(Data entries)
####
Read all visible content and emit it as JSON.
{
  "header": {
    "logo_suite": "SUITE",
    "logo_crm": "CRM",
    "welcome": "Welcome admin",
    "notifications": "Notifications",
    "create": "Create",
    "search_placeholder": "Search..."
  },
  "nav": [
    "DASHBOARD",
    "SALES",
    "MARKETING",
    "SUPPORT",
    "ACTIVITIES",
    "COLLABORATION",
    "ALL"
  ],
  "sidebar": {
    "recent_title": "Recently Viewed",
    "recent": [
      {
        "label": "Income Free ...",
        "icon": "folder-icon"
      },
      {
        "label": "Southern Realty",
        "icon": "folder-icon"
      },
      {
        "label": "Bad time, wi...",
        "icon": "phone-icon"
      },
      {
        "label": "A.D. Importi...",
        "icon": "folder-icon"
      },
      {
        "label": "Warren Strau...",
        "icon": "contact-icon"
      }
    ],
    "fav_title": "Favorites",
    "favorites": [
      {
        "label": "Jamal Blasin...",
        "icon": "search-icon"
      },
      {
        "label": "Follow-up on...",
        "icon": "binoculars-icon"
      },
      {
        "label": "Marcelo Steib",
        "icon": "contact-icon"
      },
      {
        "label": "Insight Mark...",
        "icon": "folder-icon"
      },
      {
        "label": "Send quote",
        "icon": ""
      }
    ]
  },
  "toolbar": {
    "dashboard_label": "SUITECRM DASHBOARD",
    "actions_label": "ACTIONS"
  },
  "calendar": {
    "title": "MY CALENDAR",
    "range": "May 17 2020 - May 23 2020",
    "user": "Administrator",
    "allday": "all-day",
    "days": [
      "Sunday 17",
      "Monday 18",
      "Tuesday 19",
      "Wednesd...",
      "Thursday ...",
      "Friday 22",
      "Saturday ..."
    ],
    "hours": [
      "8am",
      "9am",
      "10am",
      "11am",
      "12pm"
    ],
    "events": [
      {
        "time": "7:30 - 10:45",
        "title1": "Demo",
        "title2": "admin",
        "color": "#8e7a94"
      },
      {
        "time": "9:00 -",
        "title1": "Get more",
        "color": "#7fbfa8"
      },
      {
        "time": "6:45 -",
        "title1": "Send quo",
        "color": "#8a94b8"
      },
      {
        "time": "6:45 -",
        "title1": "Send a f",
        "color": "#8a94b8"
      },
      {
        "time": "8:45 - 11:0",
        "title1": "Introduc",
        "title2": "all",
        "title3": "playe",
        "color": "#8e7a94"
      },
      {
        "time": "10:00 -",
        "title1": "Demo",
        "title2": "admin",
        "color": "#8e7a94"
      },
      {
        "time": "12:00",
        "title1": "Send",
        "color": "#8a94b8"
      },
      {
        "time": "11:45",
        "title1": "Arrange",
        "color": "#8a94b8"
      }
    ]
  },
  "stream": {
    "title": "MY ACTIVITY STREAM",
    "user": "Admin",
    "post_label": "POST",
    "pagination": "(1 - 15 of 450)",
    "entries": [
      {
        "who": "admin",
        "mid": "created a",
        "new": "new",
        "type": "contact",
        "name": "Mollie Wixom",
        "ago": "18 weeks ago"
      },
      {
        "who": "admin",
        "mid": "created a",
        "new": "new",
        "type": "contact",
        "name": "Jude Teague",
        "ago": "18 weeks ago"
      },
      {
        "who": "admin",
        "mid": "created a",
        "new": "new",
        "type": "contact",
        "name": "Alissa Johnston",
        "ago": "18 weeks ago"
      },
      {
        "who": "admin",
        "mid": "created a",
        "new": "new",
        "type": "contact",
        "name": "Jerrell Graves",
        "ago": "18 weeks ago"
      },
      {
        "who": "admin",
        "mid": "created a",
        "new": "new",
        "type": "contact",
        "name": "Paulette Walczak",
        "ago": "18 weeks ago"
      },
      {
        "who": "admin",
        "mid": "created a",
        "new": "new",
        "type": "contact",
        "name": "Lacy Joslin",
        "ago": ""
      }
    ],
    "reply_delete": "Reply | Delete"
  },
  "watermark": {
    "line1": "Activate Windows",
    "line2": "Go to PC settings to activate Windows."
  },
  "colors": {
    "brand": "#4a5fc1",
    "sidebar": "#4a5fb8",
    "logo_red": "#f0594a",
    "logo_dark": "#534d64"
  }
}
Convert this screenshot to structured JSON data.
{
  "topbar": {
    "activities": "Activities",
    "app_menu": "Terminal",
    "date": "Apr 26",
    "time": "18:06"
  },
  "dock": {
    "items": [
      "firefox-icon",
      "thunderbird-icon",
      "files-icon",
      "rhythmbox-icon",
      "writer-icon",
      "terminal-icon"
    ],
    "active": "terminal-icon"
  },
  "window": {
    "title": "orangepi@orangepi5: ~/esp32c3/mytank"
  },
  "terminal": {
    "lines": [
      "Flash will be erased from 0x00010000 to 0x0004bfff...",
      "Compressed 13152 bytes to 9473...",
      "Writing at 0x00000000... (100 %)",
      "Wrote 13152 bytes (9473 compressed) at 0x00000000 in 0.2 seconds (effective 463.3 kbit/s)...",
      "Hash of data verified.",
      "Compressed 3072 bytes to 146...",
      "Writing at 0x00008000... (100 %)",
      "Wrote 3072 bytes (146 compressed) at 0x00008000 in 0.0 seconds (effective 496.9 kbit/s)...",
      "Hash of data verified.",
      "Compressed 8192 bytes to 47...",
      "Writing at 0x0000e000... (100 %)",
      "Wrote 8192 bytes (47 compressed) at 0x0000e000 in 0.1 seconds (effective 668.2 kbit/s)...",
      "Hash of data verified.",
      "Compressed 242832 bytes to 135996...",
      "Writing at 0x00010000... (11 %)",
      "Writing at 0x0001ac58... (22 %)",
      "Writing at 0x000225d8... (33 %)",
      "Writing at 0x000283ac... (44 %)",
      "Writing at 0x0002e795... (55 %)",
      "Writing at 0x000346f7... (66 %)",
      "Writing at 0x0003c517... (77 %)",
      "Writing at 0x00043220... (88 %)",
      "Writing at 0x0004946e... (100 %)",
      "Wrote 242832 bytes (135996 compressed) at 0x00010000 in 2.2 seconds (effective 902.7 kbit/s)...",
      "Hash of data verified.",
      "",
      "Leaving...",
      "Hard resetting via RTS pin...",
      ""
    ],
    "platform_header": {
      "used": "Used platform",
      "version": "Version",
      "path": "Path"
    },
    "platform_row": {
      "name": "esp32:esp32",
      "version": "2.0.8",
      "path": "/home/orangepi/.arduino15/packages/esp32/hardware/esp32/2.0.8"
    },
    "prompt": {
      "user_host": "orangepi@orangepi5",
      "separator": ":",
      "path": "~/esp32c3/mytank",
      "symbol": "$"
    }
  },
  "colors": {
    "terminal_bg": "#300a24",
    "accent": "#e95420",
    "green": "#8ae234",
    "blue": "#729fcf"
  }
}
####
### [Stated goal]
Using the listing, copy every line where the word "JSON" shows up.

### [Complete response]
Read all visible content and emit it as JSON.
Convert this screenshot to structured JSON data.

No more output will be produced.